Gather up the lines with the word "Fermé" in them.

[Saved entries]
☆ ☆ ☆ ☆

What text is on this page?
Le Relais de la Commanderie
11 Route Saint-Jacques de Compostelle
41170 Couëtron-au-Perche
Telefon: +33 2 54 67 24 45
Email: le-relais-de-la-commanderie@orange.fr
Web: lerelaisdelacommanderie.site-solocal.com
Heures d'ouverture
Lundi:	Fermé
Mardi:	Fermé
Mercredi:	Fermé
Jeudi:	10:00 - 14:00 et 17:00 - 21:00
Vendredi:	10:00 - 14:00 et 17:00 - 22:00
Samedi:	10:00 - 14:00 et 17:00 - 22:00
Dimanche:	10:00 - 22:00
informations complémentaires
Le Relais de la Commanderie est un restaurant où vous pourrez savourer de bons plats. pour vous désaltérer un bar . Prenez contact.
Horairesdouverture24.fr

☆ ☆ ☆ ☆

## Solved exercise
Lundi:	Fermé
Mardi:	Fermé
Mercredi:	Fermé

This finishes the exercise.